| Set exercise |
Nothing in the data should change when you return it, but leave the pictures out.

| Record list |
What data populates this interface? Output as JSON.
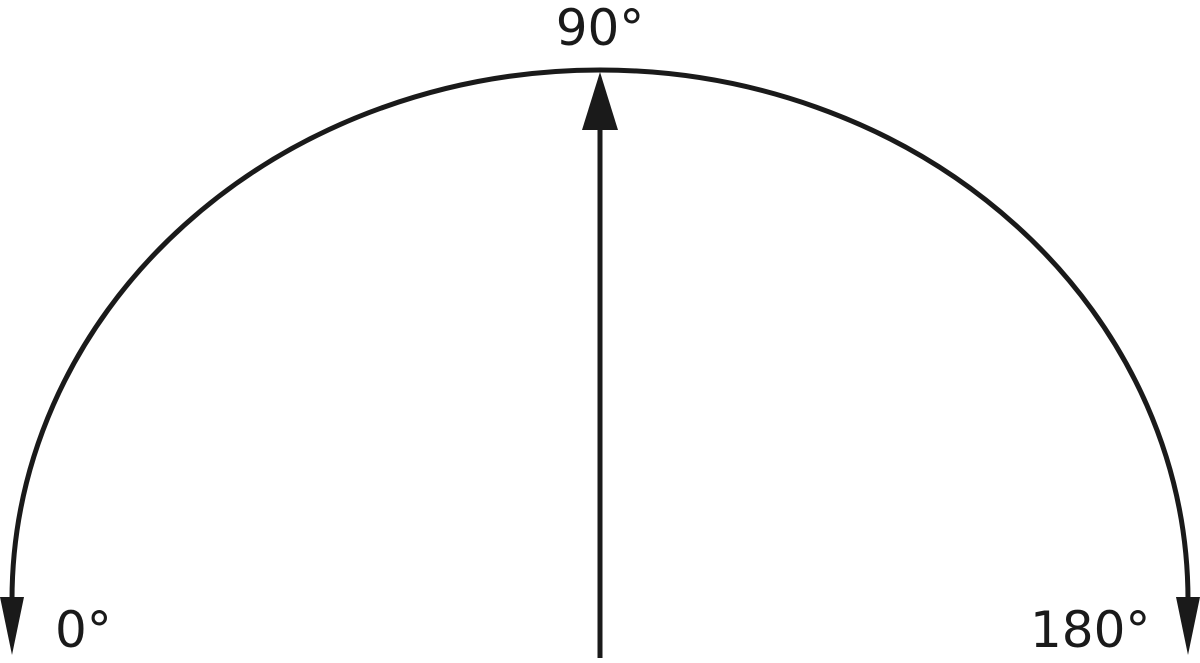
{
  "labels": {
    "start": "0°",
    "middle": "90°",
    "end": "180°"
  },
  "colors": {
    "stroke": "#1a1a1a",
    "background": "#ffffff"
  }
}
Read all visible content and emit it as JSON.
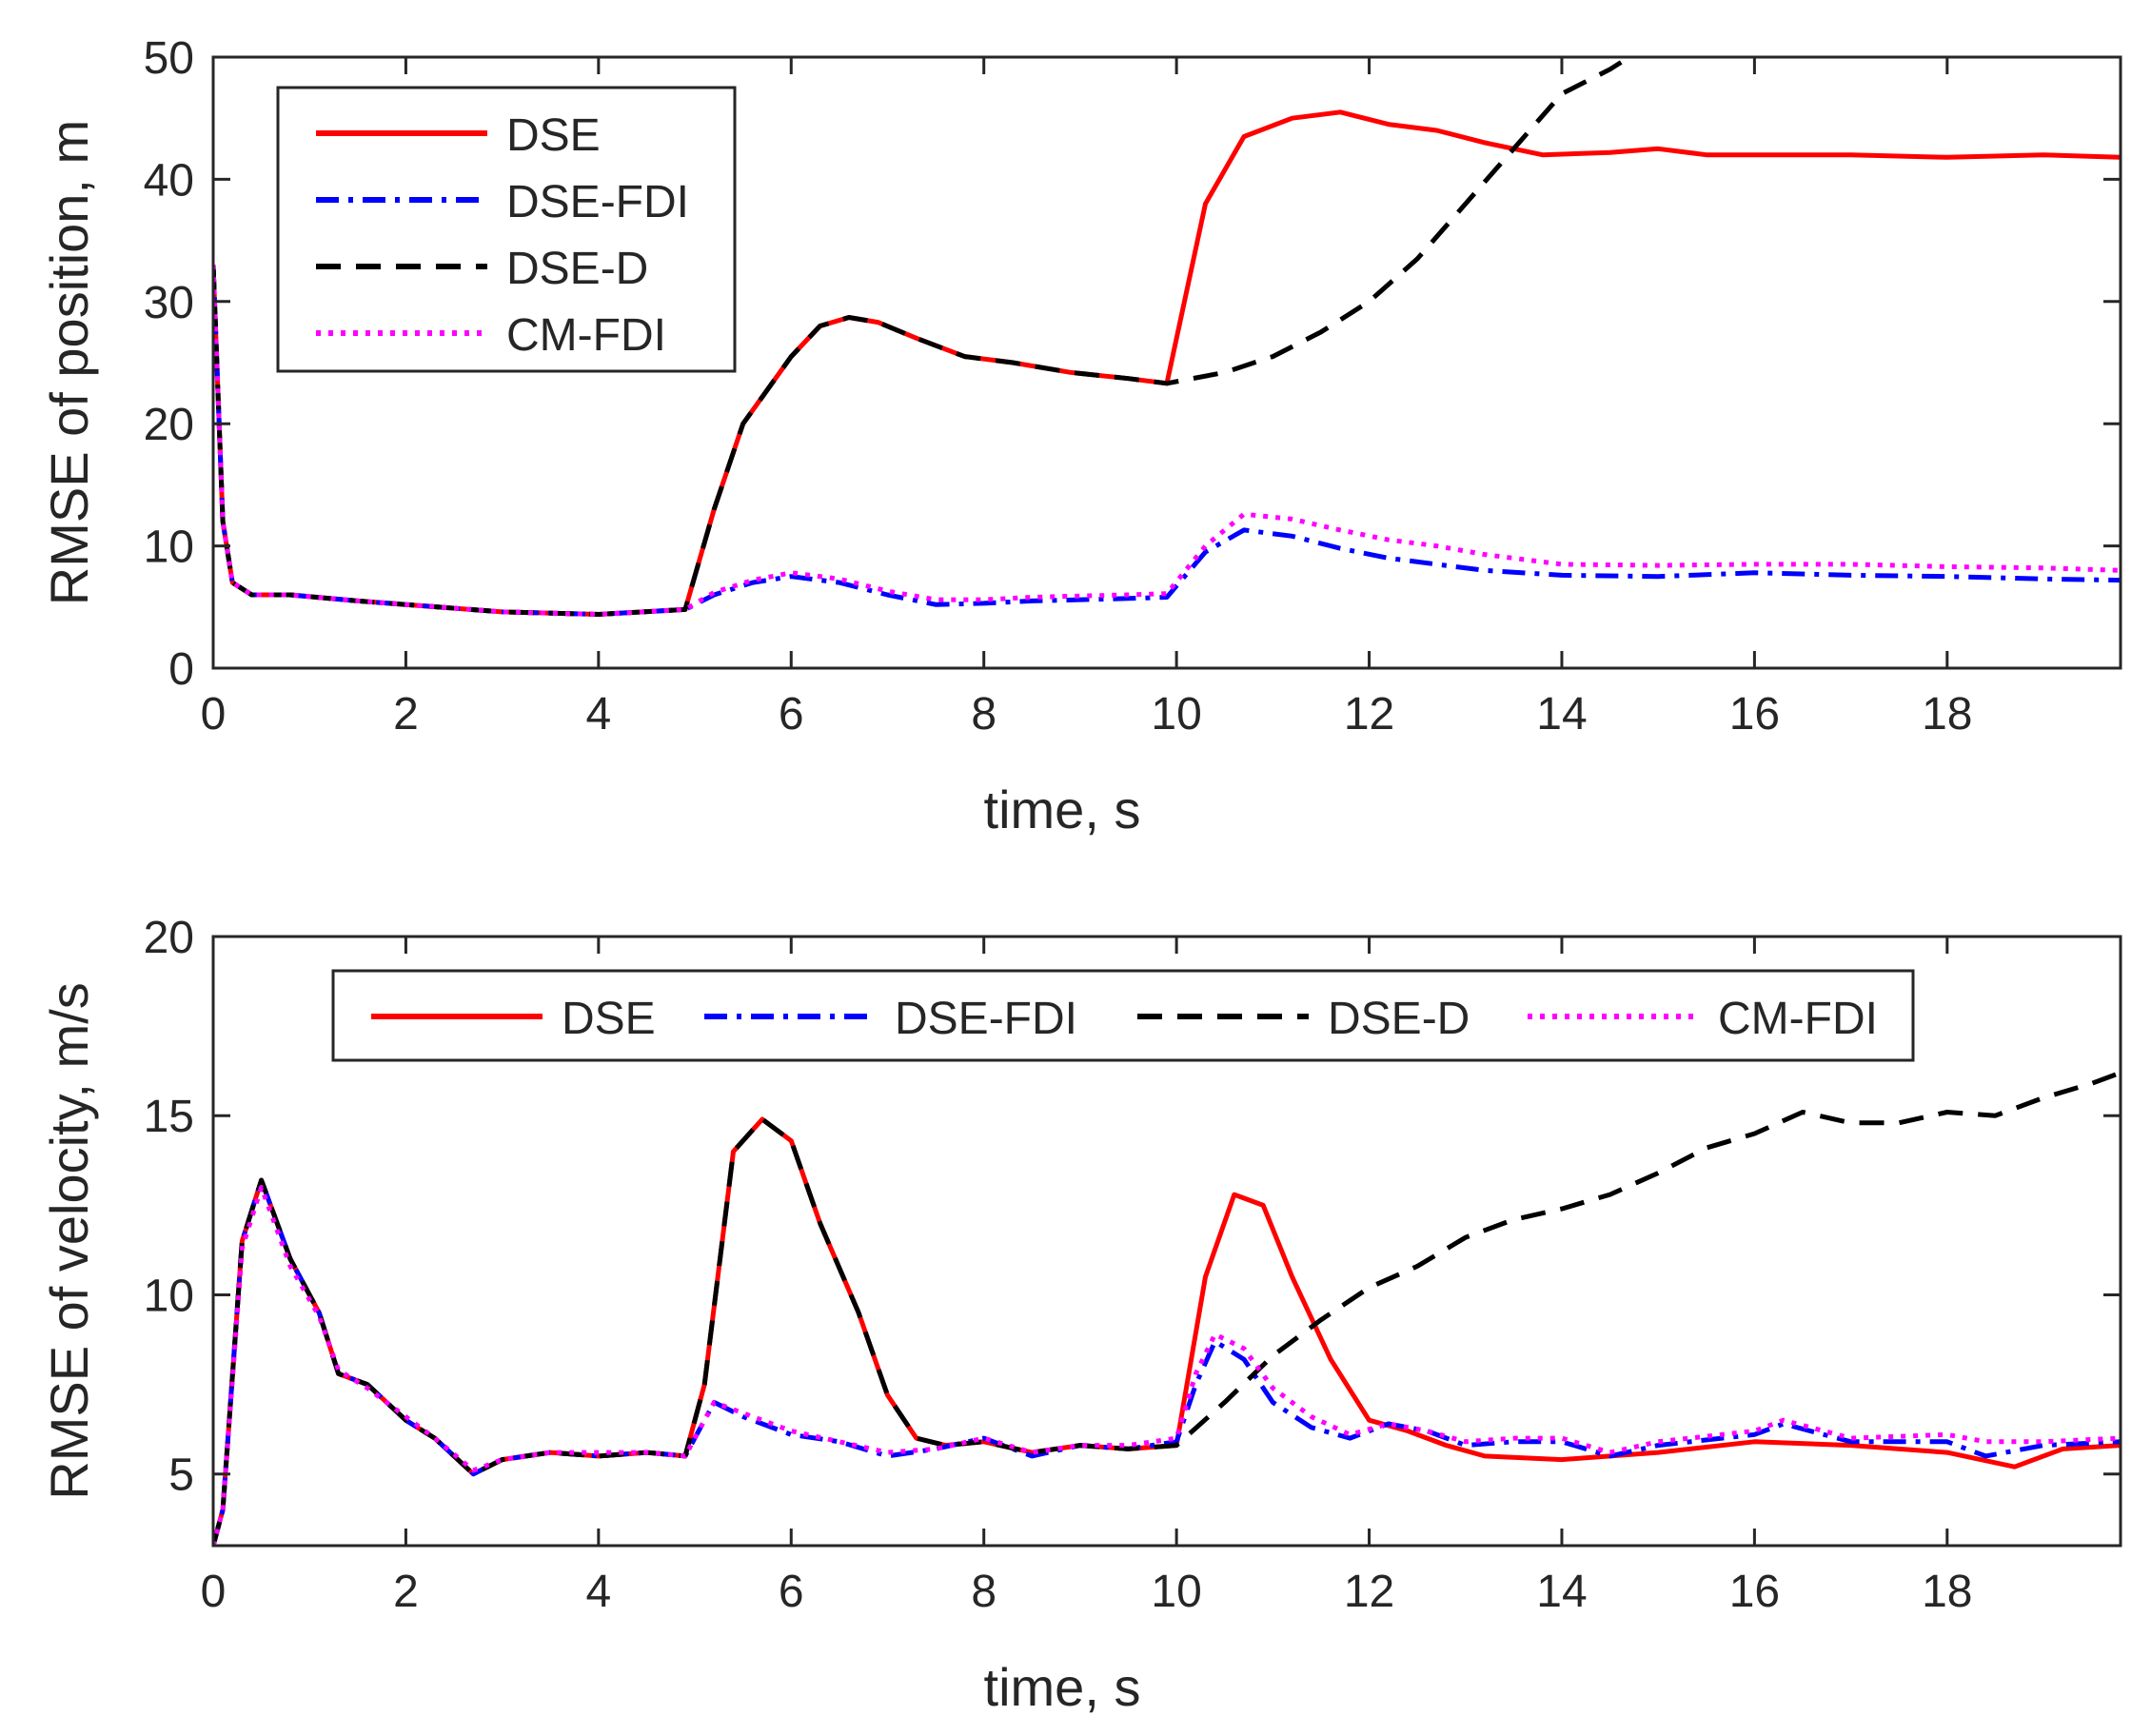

| Full response |
What data populates this interface? Output as JSON.
{
  "labels": {
    "start": "0°",
    "middle": "90°",
    "end": "180°"
  },
  "colors": {
    "stroke": "#1a1a1a",
    "background": "#ffffff"
  }
}
Read all visible content and emit it as JSON.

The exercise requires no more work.